* [WHAT IS REQUIRED] Copy each of the records below line for line, with no changes, and omit the pictures from your copy.

* [DATA FOR THIS EXERCISE]
★ ★ ★ ★ ★ ★ ★

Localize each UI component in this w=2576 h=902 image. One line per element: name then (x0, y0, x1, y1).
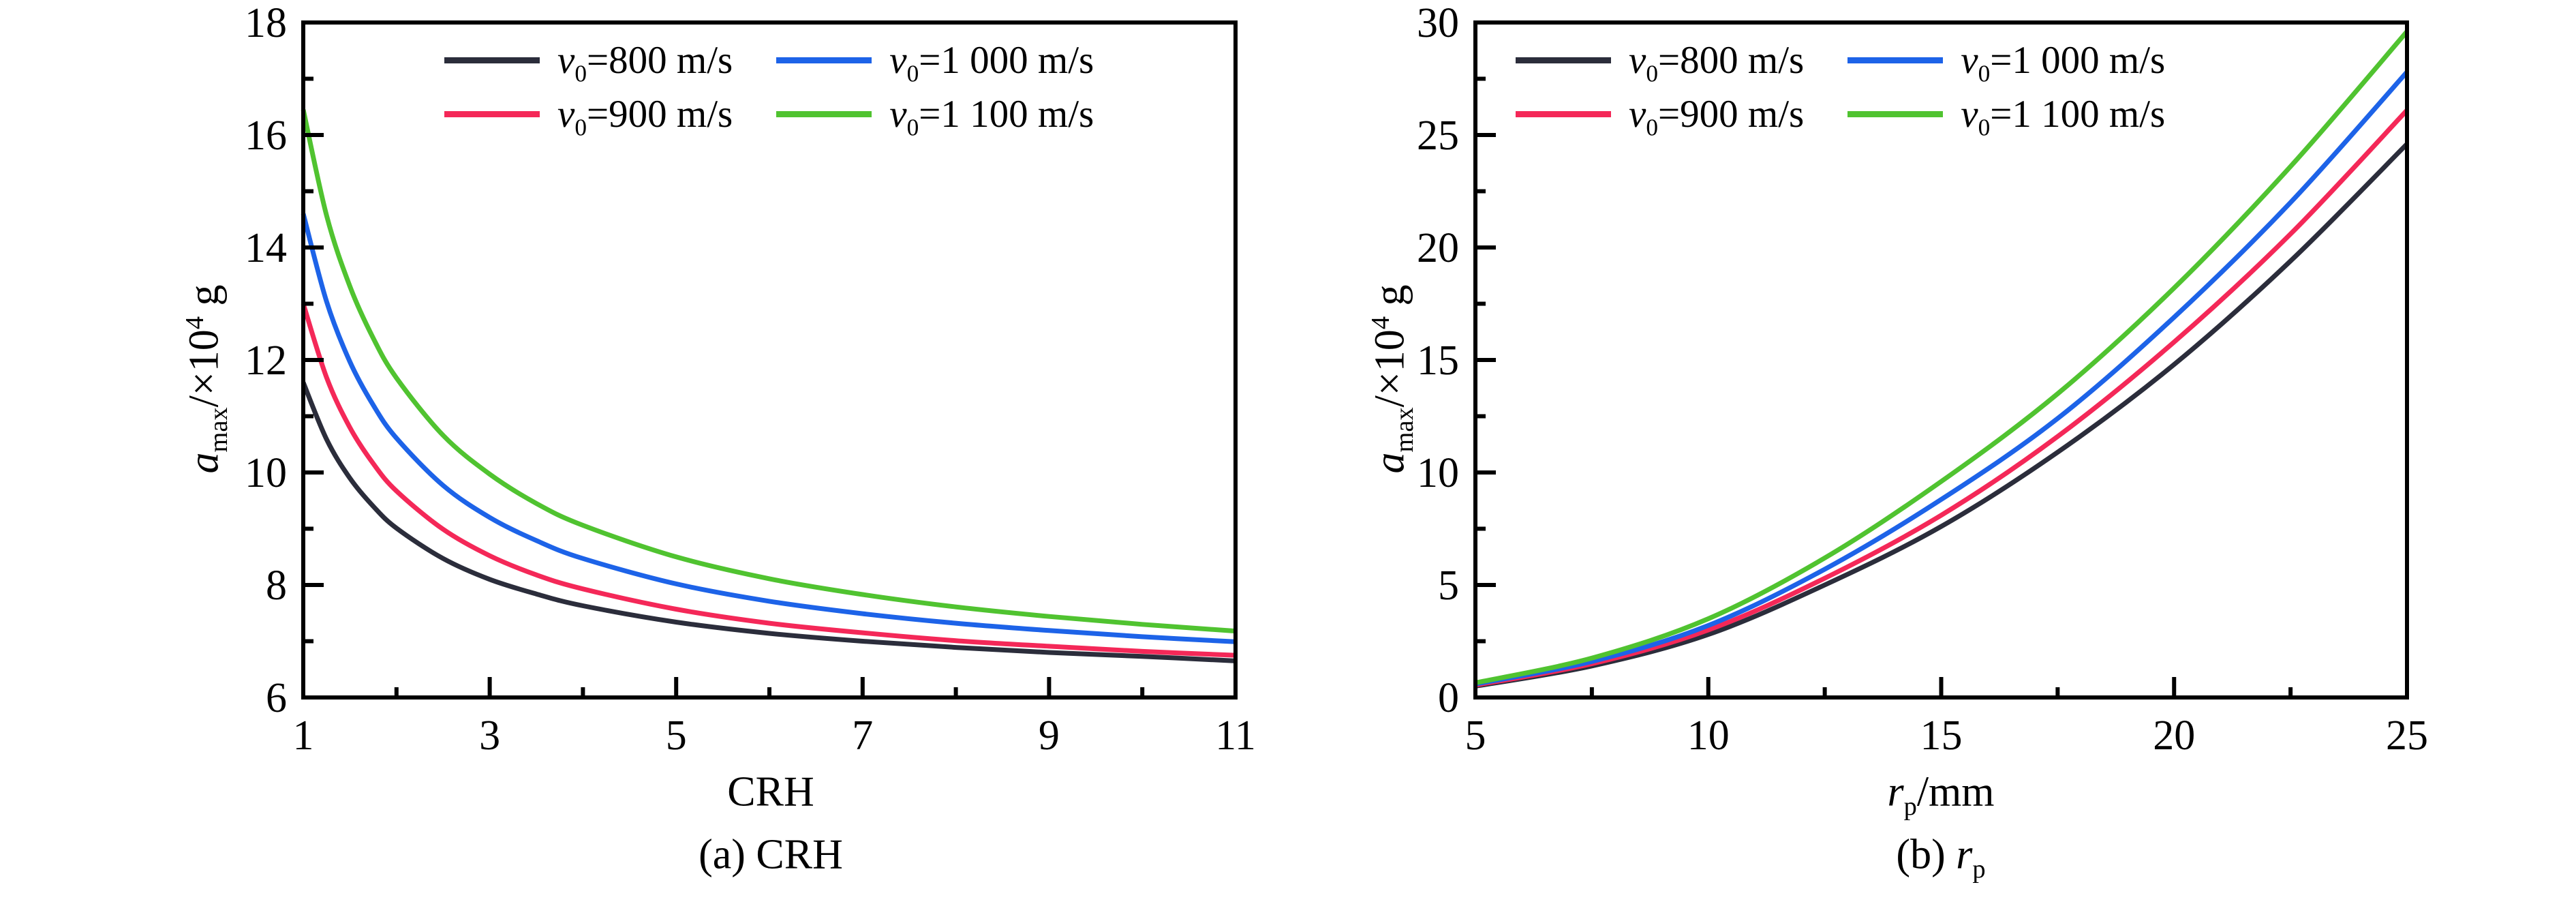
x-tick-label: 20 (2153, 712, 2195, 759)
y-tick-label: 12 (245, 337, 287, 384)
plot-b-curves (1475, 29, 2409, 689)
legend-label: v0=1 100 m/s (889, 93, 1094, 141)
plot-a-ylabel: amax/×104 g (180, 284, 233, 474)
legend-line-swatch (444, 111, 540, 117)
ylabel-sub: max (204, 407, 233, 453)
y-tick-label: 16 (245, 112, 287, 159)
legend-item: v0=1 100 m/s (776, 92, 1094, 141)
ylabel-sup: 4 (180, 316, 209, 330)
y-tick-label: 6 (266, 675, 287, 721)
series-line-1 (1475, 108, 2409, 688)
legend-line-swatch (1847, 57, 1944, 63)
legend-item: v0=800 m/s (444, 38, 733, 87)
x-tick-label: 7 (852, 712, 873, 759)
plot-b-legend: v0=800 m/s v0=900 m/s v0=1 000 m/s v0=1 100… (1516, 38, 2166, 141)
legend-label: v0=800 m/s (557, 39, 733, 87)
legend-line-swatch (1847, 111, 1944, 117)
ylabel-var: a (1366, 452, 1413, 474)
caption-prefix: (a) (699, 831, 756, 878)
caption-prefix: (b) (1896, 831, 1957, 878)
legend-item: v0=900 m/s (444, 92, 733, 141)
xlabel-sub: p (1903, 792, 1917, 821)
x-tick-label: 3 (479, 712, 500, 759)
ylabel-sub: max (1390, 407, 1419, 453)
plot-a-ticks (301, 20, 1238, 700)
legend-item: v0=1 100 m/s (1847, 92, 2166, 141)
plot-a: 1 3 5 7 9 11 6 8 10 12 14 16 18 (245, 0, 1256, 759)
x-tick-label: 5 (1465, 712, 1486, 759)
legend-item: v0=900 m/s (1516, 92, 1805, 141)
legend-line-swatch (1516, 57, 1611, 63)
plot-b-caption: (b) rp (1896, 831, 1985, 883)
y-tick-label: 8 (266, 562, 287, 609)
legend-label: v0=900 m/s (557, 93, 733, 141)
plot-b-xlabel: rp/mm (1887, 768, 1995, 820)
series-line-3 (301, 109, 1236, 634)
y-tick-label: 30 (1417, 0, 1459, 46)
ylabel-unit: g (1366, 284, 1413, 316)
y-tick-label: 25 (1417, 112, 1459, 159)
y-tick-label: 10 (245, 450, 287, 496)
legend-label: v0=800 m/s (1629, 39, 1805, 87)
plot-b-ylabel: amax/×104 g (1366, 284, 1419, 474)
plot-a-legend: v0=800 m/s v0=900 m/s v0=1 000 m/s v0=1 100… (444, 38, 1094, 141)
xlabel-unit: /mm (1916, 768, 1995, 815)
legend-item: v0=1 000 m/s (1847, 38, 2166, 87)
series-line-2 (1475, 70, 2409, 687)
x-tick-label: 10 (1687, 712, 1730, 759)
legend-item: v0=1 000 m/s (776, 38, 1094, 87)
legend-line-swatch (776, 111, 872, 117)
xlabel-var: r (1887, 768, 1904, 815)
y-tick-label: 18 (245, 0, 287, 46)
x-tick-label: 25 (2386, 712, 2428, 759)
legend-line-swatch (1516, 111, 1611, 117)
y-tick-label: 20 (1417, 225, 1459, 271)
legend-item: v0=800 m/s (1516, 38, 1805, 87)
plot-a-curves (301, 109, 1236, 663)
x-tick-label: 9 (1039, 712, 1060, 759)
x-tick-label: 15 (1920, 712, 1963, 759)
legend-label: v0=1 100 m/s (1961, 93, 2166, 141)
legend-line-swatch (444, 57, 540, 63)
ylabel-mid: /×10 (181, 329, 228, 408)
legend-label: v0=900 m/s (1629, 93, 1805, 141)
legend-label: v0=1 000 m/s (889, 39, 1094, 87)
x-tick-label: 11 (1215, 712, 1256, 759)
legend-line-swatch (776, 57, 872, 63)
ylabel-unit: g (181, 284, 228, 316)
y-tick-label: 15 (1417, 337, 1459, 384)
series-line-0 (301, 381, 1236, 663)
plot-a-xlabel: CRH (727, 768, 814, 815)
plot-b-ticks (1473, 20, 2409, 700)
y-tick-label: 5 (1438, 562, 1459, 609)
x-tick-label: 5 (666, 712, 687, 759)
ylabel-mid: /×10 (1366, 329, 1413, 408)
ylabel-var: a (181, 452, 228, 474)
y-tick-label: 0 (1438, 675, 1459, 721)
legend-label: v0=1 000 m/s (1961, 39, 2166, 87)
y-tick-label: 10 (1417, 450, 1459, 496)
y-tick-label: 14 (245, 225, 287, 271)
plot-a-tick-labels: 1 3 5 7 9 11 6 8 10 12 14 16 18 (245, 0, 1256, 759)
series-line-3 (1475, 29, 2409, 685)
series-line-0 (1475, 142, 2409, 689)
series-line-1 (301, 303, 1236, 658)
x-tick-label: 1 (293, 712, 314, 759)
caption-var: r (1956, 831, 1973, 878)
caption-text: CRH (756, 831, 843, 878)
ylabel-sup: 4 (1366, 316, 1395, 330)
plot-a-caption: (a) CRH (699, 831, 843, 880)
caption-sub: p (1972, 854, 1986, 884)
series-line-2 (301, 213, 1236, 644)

★ ★ ★ ★ ★ ★ ★

* [EXERCISE ANSWER]
Localize each UI component in this w=2576 h=902 image. One line per element: name then (x0, y0, x1, y1).
x-tick-label: 20 (2153, 712, 2195, 759)
y-tick-label: 12 (245, 337, 287, 384)
plot-b-curves (1475, 29, 2409, 689)
legend-label: v0=1 100 m/s (889, 93, 1094, 141)
plot-a-ylabel: amax/×104 g (180, 284, 233, 474)
legend-line-swatch (444, 111, 540, 117)
ylabel-sub: max (204, 407, 233, 453)
y-tick-label: 16 (245, 112, 287, 159)
legend-item: v0=1 100 m/s (776, 92, 1094, 141)
ylabel-sup: 4 (180, 316, 209, 330)
y-tick-label: 6 (266, 675, 287, 721)
series-line-1 (1475, 108, 2409, 688)
legend-line-swatch (1847, 57, 1944, 63)
legend-item: v0=800 m/s (444, 38, 733, 87)
x-tick-label: 7 (852, 712, 873, 759)
plot-b-legend: v0=800 m/s v0=900 m/s v0=1 000 m/s v0=1 100… (1516, 38, 2166, 141)
legend-label: v0=800 m/s (557, 39, 733, 87)
legend-line-swatch (1847, 111, 1944, 117)
ylabel-var: a (1366, 452, 1413, 474)
caption-prefix: (a) (699, 831, 756, 878)
caption-prefix: (b) (1896, 831, 1957, 878)
legend-item: v0=900 m/s (444, 92, 733, 141)
xlabel-sub: p (1903, 792, 1917, 821)
x-tick-label: 3 (479, 712, 500, 759)
ylabel-sub: max (1390, 407, 1419, 453)
plot-a-ticks (301, 20, 1238, 700)
legend-item: v0=1 100 m/s (1847, 92, 2166, 141)
plot-a: 1 3 5 7 9 11 6 8 10 12 14 16 18 (245, 0, 1256, 759)
x-tick-label: 5 (1465, 712, 1486, 759)
legend-item: v0=900 m/s (1516, 92, 1805, 141)
legend-line-swatch (1516, 57, 1611, 63)
plot-b-caption: (b) rp (1896, 831, 1985, 883)
y-tick-label: 8 (266, 562, 287, 609)
legend-label: v0=900 m/s (557, 93, 733, 141)
plot-b-xlabel: rp/mm (1887, 768, 1995, 820)
series-line-3 (301, 109, 1236, 634)
y-tick-label: 30 (1417, 0, 1459, 46)
ylabel-unit: g (1366, 284, 1413, 316)
y-tick-label: 25 (1417, 112, 1459, 159)
y-tick-label: 10 (245, 450, 287, 496)
legend-label: v0=800 m/s (1629, 39, 1805, 87)
plot-b-ylabel: amax/×104 g (1366, 284, 1419, 474)
plot-a-legend: v0=800 m/s v0=900 m/s v0=1 000 m/s v0=1 100… (444, 38, 1094, 141)
xlabel-unit: /mm (1916, 768, 1995, 815)
legend-item: v0=1 000 m/s (1847, 38, 2166, 87)
series-line-2 (1475, 70, 2409, 687)
x-tick-label: 10 (1687, 712, 1730, 759)
legend-item: v0=1 000 m/s (776, 38, 1094, 87)
legend-line-swatch (776, 111, 872, 117)
xlabel-var: r (1887, 768, 1904, 815)
y-tick-label: 18 (245, 0, 287, 46)
x-tick-label: 25 (2386, 712, 2428, 759)
legend-line-swatch (1516, 111, 1611, 117)
y-tick-label: 20 (1417, 225, 1459, 271)
legend-item: v0=800 m/s (1516, 38, 1805, 87)
plot-a-curves (301, 109, 1236, 663)
x-tick-label: 9 (1039, 712, 1060, 759)
x-tick-label: 15 (1920, 712, 1963, 759)
legend-label: v0=1 100 m/s (1961, 93, 2166, 141)
legend-line-swatch (444, 57, 540, 63)
ylabel-mid: /×10 (181, 329, 228, 408)
legend-label: v0=900 m/s (1629, 93, 1805, 141)
legend-label: v0=1 000 m/s (889, 39, 1094, 87)
x-tick-label: 11 (1215, 712, 1256, 759)
legend-line-swatch (776, 57, 872, 63)
ylabel-unit: g (181, 284, 228, 316)
y-tick-label: 15 (1417, 337, 1459, 384)
series-line-0 (301, 381, 1236, 663)
plot-a-xlabel: CRH (727, 768, 814, 815)
plot-b-ticks (1473, 20, 2409, 700)
y-tick-label: 5 (1438, 562, 1459, 609)
x-tick-label: 5 (666, 712, 687, 759)
ylabel-mid: /×10 (1366, 329, 1413, 408)
ylabel-var: a (181, 452, 228, 474)
y-tick-label: 0 (1438, 675, 1459, 721)
legend-label: v0=1 000 m/s (1961, 39, 2166, 87)
y-tick-label: 10 (1417, 450, 1459, 496)
y-tick-label: 14 (245, 225, 287, 271)
plot-a-tick-labels: 1 3 5 7 9 11 6 8 10 12 14 16 18 (245, 0, 1256, 759)
series-line-3 (1475, 29, 2409, 685)
series-line-0 (1475, 142, 2409, 689)
series-line-1 (301, 303, 1236, 658)
x-tick-label: 1 (293, 712, 314, 759)
caption-var: r (1956, 831, 1973, 878)
caption-text: CRH (756, 831, 843, 878)
ylabel-sup: 4 (1366, 316, 1395, 330)
plot-a-caption: (a) CRH (699, 831, 843, 880)
caption-sub: p (1972, 854, 1986, 884)
series-line-2 (301, 213, 1236, 644)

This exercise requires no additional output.